> **WRITTEN PROBLEM**
Present the following entries again, word for word and in full.

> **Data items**

>>

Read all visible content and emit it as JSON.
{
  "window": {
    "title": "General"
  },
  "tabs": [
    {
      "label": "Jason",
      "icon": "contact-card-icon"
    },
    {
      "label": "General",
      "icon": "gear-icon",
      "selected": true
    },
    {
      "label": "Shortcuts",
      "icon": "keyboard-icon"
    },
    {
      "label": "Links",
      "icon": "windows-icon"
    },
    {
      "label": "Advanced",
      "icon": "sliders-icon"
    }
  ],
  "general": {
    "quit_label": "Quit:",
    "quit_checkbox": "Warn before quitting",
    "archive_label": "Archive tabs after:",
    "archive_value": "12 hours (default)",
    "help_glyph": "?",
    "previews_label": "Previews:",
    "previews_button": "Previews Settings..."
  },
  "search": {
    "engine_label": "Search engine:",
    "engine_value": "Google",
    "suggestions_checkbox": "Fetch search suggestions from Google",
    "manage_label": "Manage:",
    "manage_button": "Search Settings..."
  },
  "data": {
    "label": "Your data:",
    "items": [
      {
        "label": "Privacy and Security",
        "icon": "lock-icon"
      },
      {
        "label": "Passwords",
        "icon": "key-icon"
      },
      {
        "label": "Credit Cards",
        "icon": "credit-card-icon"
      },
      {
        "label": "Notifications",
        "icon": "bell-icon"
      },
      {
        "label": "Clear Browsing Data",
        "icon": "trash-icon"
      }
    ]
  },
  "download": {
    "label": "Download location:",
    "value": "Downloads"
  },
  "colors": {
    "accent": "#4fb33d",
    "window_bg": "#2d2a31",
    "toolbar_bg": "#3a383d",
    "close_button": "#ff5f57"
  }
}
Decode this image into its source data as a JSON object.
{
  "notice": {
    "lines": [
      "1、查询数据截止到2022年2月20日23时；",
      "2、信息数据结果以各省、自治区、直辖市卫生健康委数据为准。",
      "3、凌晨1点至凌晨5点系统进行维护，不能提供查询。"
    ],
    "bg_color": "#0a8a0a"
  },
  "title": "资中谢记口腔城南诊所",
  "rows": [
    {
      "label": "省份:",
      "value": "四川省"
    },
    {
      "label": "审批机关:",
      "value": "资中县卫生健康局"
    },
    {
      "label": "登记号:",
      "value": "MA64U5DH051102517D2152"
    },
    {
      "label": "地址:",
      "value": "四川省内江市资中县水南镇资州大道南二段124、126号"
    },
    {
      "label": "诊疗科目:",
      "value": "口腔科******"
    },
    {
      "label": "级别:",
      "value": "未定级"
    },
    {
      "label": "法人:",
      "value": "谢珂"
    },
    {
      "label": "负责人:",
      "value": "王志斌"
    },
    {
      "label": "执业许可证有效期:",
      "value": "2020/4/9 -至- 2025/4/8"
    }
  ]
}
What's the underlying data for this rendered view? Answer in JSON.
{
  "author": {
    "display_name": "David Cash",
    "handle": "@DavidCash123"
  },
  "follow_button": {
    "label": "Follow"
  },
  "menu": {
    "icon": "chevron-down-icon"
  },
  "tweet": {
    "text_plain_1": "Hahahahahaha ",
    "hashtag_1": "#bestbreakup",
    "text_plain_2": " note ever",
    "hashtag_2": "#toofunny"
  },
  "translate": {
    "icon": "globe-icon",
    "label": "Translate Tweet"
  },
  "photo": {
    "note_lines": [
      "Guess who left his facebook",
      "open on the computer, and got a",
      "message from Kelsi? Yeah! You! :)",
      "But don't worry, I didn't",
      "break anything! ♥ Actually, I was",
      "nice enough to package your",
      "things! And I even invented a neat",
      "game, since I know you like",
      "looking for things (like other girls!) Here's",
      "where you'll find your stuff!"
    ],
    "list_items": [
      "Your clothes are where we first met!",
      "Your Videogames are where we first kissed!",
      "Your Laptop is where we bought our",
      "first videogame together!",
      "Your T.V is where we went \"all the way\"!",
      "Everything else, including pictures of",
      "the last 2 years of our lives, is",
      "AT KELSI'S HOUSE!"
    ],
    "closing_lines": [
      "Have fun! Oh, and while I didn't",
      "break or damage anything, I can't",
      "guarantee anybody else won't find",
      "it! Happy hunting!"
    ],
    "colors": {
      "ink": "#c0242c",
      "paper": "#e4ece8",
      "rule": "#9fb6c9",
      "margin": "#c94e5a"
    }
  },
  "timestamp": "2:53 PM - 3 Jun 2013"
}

<<

> **REPLY TO THE EXERCISE**
Read all visible content and emit it as JSON.
{
  "window": {
    "title": "General"
  },
  "tabs": [
    {
      "label": "Jason",
      "icon": "contact-card-icon"
    },
    {
      "label": "General",
      "icon": "gear-icon",
      "selected": true
    },
    {
      "label": "Shortcuts",
      "icon": "keyboard-icon"
    },
    {
      "label": "Links",
      "icon": "windows-icon"
    },
    {
      "label": "Advanced",
      "icon": "sliders-icon"
    }
  ],
  "general": {
    "quit_label": "Quit:",
    "quit_checkbox": "Warn before quitting",
    "archive_label": "Archive tabs after:",
    "archive_value": "12 hours (default)",
    "help_glyph": "?",
    "previews_label": "Previews:",
    "previews_button": "Previews Settings..."
  },
  "search": {
    "engine_label": "Search engine:",
    "engine_value": "Google",
    "suggestions_checkbox": "Fetch search suggestions from Google",
    "manage_label": "Manage:",
    "manage_button": "Search Settings..."
  },
  "data": {
    "label": "Your data:",
    "items": [
      {
        "label": "Privacy and Security",
        "icon": "lock-icon"
      },
      {
        "label": "Passwords",
        "icon": "key-icon"
      },
      {
        "label": "Credit Cards",
        "icon": "credit-card-icon"
      },
      {
        "label": "Notifications",
        "icon": "bell-icon"
      },
      {
        "label": "Clear Browsing Data",
        "icon": "trash-icon"
      }
    ]
  },
  "download": {
    "label": "Download location:",
    "value": "Downloads"
  },
  "colors": {
    "accent": "#4fb33d",
    "window_bg": "#2d2a31",
    "toolbar_bg": "#3a383d",
    "close_button": "#ff5f57"
  }
}
Decode this image into its source data as a JSON object.
{
  "notice": {
    "lines": [
      "1、查询数据截止到2022年2月20日23时；",
      "2、信息数据结果以各省、自治区、直辖市卫生健康委数据为准。",
      "3、凌晨1点至凌晨5点系统进行维护，不能提供查询。"
    ],
    "bg_color": "#0a8a0a"
  },
  "title": "资中谢记口腔城南诊所",
  "rows": [
    {
      "label": "省份:",
      "value": "四川省"
    },
    {
      "label": "审批机关:",
      "value": "资中县卫生健康局"
    },
    {
      "label": "登记号:",
      "value": "MA64U5DH051102517D2152"
    },
    {
      "label": "地址:",
      "value": "四川省内江市资中县水南镇资州大道南二段124、126号"
    },
    {
      "label": "诊疗科目:",
      "value": "口腔科******"
    },
    {
      "label": "级别:",
      "value": "未定级"
    },
    {
      "label": "法人:",
      "value": "谢珂"
    },
    {
      "label": "负责人:",
      "value": "王志斌"
    },
    {
      "label": "执业许可证有效期:",
      "value": "2020/4/9 -至- 2025/4/8"
    }
  ]
}
What's the underlying data for this rendered view? Answer in JSON.
{
  "author": {
    "display_name": "David Cash",
    "handle": "@DavidCash123"
  },
  "follow_button": {
    "label": "Follow"
  },
  "menu": {
    "icon": "chevron-down-icon"
  },
  "tweet": {
    "text_plain_1": "Hahahahahaha ",
    "hashtag_1": "#bestbreakup",
    "text_plain_2": " note ever",
    "hashtag_2": "#toofunny"
  },
  "translate": {
    "icon": "globe-icon",
    "label": "Translate Tweet"
  },
  "photo": {
    "note_lines": [
      "Guess who left his facebook",
      "open on the computer, and got a",
      "message from Kelsi? Yeah! You! :)",
      "But don't worry, I didn't",
      "break anything! ♥ Actually, I was",
      "nice enough to package your",
      "things! And I even invented a neat",
      "game, since I know you like",
      "looking for things (like other girls!) Here's",
      "where you'll find your stuff!"
    ],
    "list_items": [
      "Your clothes are where we first met!",
      "Your Videogames are where we first kissed!",
      "Your Laptop is where we bought our",
      "first videogame together!",
      "Your T.V is where we went \"all the way\"!",
      "Everything else, including pictures of",
      "the last 2 years of our lives, is",
      "AT KELSI'S HOUSE!"
    ],
    "closing_lines": [
      "Have fun! Oh, and while I didn't",
      "break or damage anything, I can't",
      "guarantee anybody else won't find",
      "it! Happy hunting!"
    ],
    "colors": {
      "ink": "#c0242c",
      "paper": "#e4ece8",
      "rule": "#9fb6c9",
      "margin": "#c94e5a"
    }
  },
  "timestamp": "2:53 PM - 3 Jun 2013"
}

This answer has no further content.